Extract each line of the data below exactly as written.

▸ **DATASET EXCERPTS**:

>>>>>

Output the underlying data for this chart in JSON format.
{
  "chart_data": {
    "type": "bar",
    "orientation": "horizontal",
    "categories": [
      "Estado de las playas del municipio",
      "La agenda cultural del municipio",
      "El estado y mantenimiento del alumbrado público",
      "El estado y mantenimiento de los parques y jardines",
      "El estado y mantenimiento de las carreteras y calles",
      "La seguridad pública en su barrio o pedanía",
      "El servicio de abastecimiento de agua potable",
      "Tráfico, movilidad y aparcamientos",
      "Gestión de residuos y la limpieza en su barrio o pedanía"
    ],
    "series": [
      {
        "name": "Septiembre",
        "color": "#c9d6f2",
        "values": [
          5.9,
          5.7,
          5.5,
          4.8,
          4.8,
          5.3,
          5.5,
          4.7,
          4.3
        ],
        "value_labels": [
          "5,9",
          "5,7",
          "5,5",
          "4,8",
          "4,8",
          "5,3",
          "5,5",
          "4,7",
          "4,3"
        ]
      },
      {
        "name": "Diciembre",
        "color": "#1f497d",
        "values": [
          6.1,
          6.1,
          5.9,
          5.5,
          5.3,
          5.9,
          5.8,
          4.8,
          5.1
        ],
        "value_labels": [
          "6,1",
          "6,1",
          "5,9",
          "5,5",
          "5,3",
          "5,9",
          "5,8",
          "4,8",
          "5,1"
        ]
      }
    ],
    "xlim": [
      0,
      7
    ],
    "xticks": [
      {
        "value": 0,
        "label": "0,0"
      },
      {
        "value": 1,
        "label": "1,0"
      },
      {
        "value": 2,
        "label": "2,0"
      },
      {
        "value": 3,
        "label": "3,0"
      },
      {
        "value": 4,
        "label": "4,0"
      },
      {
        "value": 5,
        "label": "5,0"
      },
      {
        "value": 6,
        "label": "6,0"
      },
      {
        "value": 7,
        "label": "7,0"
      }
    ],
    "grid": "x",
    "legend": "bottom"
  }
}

<<<<<

▸ **ANSWER TO THIS PROBLEM**:
Output the underlying data for this chart in JSON format.
{
  "chart_data": {
    "type": "bar",
    "orientation": "horizontal",
    "categories": [
      "Estado de las playas del municipio",
      "La agenda cultural del municipio",
      "El estado y mantenimiento del alumbrado público",
      "El estado y mantenimiento de los parques y jardines",
      "El estado y mantenimiento de las carreteras y calles",
      "La seguridad pública en su barrio o pedanía",
      "El servicio de abastecimiento de agua potable",
      "Tráfico, movilidad y aparcamientos",
      "Gestión de residuos y la limpieza en su barrio o pedanía"
    ],
    "series": [
      {
        "name": "Septiembre",
        "color": "#c9d6f2",
        "values": [
          5.9,
          5.7,
          5.5,
          4.8,
          4.8,
          5.3,
          5.5,
          4.7,
          4.3
        ],
        "value_labels": [
          "5,9",
          "5,7",
          "5,5",
          "4,8",
          "4,8",
          "5,3",
          "5,5",
          "4,7",
          "4,3"
        ]
      },
      {
        "name": "Diciembre",
        "color": "#1f497d",
        "values": [
          6.1,
          6.1,
          5.9,
          5.5,
          5.3,
          5.9,
          5.8,
          4.8,
          5.1
        ],
        "value_labels": [
          "6,1",
          "6,1",
          "5,9",
          "5,5",
          "5,3",
          "5,9",
          "5,8",
          "4,8",
          "5,1"
        ]
      }
    ],
    "xlim": [
      0,
      7
    ],
    "xticks": [
      {
        "value": 0,
        "label": "0,0"
      },
      {
        "value": 1,
        "label": "1,0"
      },
      {
        "value": 2,
        "label": "2,0"
      },
      {
        "value": 3,
        "label": "3,0"
      },
      {
        "value": 4,
        "label": "4,0"
      },
      {
        "value": 5,
        "label": "5,0"
      },
      {
        "value": 6,
        "label": "6,0"
      },
      {
        "value": 7,
        "label": "7,0"
      }
    ],
    "grid": "x",
    "legend": "bottom"
  }
}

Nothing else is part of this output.